*DOCUMENT EXCERPT*:
··········
Streams and multiprocessor usage?

I thought I had streams all figured out. You use the host to schedule tons of async operations, with dependencies managed by a cudaStream_t handle. In theory, this should maximize GPU usage; at least in terms of how many of the completely disjoint multiprocessors are being used.

But it wasn’t quite working like I expected. So I wrote this test program, which just does an async memcpy onto the device, launches a kernel, and then does an async memcpy back to the host. I have pools of streams and buffers and I just fire off as many ‘host_square’ functions as possible. I don’t even bother to synchronize the stream unless I’m going to run another host_square on it.

The number of preallocated streams and buffers is configurable by NUM_STREAMS. It seems like any value from 1-48 works fine; above 48 and it starts acting synchronously for some reason. I’d like to know why that is, but that’s not my biggest concern right now.

The problem is this: the time recorded for doTest with 48 streams is the same as the time recorded for doTest with only 1 stream. I don’t understand how this can be. My device supposedly has 16 disjoint multiprocessors; shouldn’t I be seeing a 16x speedup going from 1 stream to 16 streams? If not, how do I take advantage of all multiprocessors on the device?

I must not be understanding streams, or else I’m doing something wrong. I apologize for the length of this code sample, but I want to make sure anyone who cares can compile my code straight out of the box (just add a main() that calls runTest). I’m using 64-bit Ubuntu 8.04 and CUDA 2.0.

#include <stdio.h>

#include <sys/time.h>

#include <time.h>

#define SAFE_CALL(call)                                                      \

    if( cudaSuccess != call) {                                               \

        fprintf(stderr, "[%s:%i] %s\n",                                      \

                __FILE__, __LINE__, cudaGetErrorString(cudaGetLastError())); \

        exit(EXIT_FAILURE);                                                  \

    } 

#define TIME(X) { \

    struct timeval before, after; \

    gettimeofday(&before, NULL); \

    X; \

    gettimeofday(&after, NULL); \

    int d = (after.tv_sec - before.tv_sec) * 1000000 + after.tv_usec - before.tv_usec; \

    if (d > 10) fprintf(stderr, "% 6u us: [%u] " #X "\n", d, i % NUM_STREAMS); \

   }

#define NUM_THREADS 512

#define MAX_VEC_LEN 1024

#define NUM_STREAMS 48

__device__ float dev_vector[MAX_VEC_LEN * NUM_STREAMS];

int g_nextVectorIdx = 0;

cudaStream_t g_streams[NUM_STREAMS];

int g_nextStreamIdx = 0;

__global__ void glob_square(int vecnum, int len)
··········
*DATA SHOWN*:
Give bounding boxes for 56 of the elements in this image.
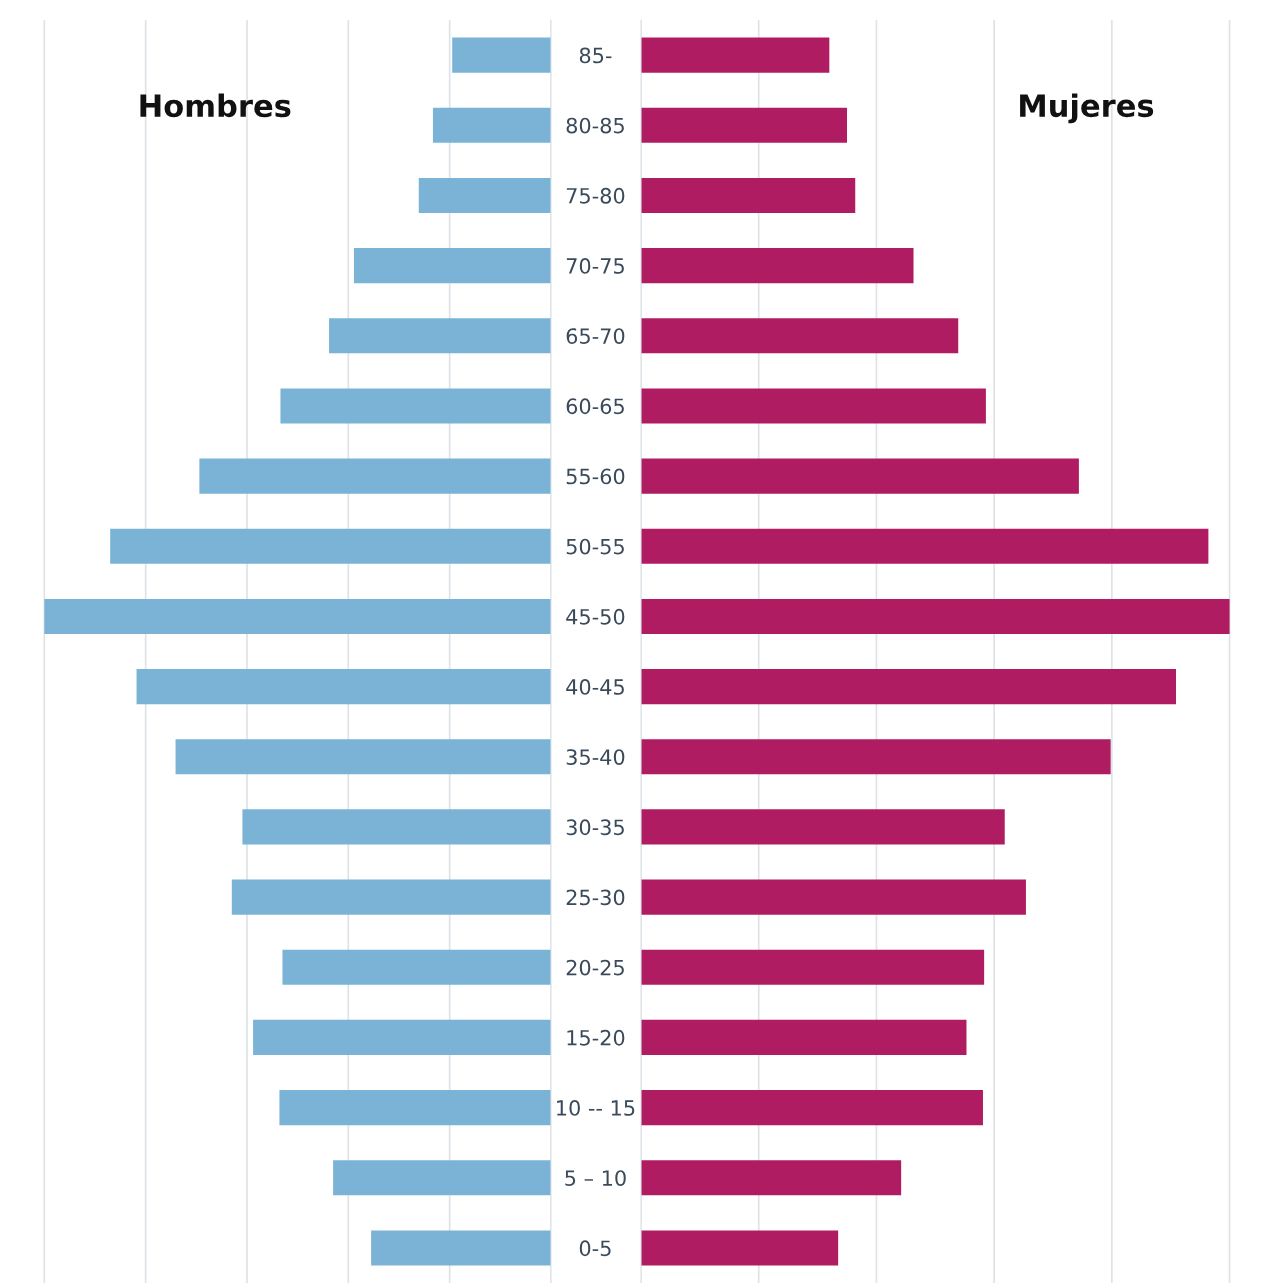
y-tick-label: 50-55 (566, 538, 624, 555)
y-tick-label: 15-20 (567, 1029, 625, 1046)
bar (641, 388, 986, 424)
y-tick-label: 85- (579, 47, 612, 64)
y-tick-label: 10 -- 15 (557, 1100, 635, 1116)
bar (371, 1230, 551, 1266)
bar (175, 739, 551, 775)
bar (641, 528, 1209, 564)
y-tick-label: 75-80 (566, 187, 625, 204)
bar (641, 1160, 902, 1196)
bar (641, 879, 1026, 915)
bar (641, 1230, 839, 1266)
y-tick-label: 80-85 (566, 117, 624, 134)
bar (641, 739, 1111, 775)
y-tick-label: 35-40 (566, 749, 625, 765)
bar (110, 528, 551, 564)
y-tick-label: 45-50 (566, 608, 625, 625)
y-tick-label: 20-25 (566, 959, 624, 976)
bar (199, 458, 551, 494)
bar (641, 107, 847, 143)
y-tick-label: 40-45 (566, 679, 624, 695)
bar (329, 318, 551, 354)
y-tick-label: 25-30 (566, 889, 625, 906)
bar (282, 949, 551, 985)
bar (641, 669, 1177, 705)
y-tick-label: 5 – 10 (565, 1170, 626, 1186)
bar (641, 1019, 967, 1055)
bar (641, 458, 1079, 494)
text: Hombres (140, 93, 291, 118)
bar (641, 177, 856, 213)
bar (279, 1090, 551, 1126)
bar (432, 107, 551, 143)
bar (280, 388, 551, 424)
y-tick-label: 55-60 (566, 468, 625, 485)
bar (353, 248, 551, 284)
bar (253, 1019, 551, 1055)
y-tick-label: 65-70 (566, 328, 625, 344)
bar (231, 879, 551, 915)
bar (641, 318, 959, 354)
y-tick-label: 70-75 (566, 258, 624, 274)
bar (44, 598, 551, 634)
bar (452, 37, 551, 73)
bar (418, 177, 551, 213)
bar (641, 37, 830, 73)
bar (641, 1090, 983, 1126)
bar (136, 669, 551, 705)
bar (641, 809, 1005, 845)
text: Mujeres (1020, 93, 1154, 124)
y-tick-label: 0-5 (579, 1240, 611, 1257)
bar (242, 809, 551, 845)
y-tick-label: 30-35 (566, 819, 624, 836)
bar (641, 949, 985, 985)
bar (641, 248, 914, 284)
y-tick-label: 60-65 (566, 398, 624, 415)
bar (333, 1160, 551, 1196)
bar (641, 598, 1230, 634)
··········
*PARTS OF THE EXERCISE*:
**A.** Please check each statement against the CUDA streams post. For each one, answer yes or no and quote the words of the post that decide it.
(i) The poster's device is said to have 16 disjoint multiprocessors.
(ii) Raising the number of streams above 48 makes the program run faster.
(iii) The poster works with CUDA 2.0 on 64-bit Ubuntu 8.04.
**B.** How many lines in the rows contain the string "text"? Give only the number.

*WRITTEN ANSWERS*:
**A.**
(i) Yes: "My device supposedly has 16 disjoint multiprocessors"
(ii) No: "above 48 and it starts acting synchronously for some reason"
(iii) Yes: "I’m using 64-bit Ubuntu 8.04 and CUDA 2.0."

**B.** 2